──────── Extracted data

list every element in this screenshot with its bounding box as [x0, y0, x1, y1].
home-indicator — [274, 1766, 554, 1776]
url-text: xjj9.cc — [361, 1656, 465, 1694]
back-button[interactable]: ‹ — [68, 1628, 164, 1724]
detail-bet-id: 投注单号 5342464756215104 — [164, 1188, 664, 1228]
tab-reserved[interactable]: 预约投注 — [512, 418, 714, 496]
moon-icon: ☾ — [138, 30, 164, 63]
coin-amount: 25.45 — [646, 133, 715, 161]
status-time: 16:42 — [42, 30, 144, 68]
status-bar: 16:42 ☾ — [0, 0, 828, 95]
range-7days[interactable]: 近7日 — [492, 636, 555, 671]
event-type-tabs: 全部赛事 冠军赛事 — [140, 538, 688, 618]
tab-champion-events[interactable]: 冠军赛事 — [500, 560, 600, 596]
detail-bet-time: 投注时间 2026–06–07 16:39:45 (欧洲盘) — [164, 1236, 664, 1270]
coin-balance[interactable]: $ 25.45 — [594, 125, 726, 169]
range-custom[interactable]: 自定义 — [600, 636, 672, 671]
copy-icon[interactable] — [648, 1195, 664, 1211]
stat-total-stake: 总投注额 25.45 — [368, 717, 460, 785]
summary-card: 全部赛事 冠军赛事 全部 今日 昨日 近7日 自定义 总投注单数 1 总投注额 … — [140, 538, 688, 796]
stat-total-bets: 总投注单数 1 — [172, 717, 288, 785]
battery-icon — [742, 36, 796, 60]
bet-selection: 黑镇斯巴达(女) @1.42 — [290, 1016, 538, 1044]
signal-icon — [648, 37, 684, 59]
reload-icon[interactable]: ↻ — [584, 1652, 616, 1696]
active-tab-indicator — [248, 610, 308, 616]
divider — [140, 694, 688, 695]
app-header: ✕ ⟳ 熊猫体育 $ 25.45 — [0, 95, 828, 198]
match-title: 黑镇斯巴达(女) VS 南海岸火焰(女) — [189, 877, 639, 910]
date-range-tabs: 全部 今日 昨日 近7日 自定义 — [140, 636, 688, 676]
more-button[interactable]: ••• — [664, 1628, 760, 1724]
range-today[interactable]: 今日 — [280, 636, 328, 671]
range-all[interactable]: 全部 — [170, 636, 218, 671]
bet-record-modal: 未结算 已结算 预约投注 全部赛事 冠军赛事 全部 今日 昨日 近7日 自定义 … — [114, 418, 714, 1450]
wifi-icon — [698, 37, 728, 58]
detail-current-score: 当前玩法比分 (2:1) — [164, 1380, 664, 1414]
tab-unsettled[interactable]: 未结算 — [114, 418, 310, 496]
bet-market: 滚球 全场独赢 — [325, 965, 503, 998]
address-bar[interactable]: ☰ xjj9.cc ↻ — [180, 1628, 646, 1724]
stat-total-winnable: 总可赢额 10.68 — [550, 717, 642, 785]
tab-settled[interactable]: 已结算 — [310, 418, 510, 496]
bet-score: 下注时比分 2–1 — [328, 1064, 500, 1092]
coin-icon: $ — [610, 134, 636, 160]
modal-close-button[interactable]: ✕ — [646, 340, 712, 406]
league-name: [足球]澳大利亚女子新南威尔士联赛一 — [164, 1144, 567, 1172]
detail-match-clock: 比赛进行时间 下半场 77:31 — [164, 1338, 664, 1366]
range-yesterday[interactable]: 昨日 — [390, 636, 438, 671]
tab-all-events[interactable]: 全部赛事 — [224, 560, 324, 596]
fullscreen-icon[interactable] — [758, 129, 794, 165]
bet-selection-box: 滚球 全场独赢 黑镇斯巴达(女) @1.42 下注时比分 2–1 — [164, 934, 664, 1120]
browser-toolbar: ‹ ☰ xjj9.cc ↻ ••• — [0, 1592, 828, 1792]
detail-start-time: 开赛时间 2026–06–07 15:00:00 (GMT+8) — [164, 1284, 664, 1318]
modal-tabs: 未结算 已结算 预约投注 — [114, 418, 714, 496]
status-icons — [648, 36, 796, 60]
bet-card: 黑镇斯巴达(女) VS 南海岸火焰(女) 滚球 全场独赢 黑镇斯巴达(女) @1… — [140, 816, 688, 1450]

────────────────
──────── Extracted data

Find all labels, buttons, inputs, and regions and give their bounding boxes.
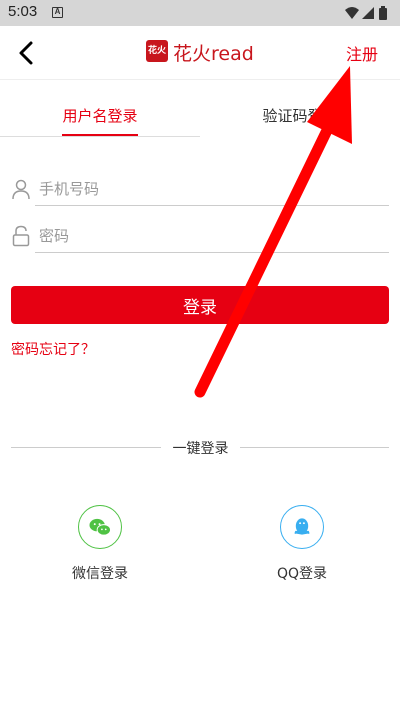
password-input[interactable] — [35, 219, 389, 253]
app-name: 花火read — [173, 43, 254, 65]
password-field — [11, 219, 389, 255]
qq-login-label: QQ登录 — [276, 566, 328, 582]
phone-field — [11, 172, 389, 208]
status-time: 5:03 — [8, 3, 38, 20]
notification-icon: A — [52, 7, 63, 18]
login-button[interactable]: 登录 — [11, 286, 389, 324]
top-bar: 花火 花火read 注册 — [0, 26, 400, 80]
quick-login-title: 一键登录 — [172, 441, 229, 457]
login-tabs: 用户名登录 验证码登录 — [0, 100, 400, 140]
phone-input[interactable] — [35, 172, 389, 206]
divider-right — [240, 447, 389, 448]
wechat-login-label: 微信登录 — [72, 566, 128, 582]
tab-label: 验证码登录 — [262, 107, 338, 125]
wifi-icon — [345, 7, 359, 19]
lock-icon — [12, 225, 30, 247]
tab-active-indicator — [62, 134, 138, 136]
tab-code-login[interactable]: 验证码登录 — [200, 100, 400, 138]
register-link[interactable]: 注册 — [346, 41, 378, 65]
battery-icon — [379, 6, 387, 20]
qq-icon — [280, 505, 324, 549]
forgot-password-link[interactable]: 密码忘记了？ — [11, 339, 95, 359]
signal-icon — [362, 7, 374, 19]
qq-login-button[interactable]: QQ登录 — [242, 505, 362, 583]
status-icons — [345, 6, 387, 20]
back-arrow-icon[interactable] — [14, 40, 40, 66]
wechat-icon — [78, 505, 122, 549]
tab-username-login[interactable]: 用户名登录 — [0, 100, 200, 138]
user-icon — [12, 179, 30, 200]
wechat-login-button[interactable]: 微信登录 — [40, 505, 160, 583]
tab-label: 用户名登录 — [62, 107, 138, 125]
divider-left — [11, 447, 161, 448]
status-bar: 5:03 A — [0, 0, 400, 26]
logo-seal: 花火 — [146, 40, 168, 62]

────────────────
──────── Extracted data

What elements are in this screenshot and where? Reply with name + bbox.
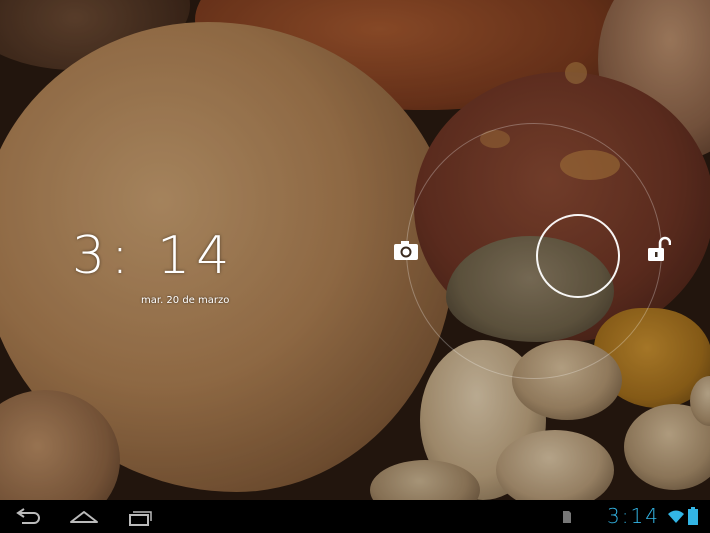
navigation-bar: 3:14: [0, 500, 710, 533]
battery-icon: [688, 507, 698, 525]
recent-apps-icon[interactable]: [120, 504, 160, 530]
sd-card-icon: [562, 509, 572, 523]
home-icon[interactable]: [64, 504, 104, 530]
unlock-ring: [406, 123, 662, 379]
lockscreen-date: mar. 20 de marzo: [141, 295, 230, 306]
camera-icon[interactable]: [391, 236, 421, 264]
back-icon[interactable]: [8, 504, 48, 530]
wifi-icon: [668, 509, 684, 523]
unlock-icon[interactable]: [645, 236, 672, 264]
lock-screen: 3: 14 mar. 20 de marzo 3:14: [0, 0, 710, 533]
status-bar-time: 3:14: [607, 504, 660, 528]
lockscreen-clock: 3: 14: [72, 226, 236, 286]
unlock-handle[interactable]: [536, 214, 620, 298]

────────────────

= Task details =
Set down, with no changes, the records from the line that contains "navigation-bar: 3:14: [0, 500, 710, 533]" through the line that contains "unlock-handle[interactable]: [536, 214, 620, 298]", both of those lines included.

= Right answer =
navigation-bar: 3:14: [0, 500, 710, 533]
battery-icon: [688, 507, 698, 525]
recent-apps-icon[interactable]: [120, 504, 160, 530]
sd-card-icon: [562, 509, 572, 523]
home-icon[interactable]: [64, 504, 104, 530]
unlock-ring: [406, 123, 662, 379]
lockscreen-date: mar. 20 de marzo: [141, 295, 230, 306]
camera-icon[interactable]: [391, 236, 421, 264]
back-icon[interactable]: [8, 504, 48, 530]
wifi-icon: [668, 509, 684, 523]
unlock-icon[interactable]: [645, 236, 672, 264]
lock-screen: 3: 14 mar. 20 de marzo 3:14: [0, 0, 710, 533]
status-bar-time: 3:14: [607, 504, 660, 528]
lockscreen-clock: 3: 14: [72, 226, 236, 286]
unlock-handle[interactable]: [536, 214, 620, 298]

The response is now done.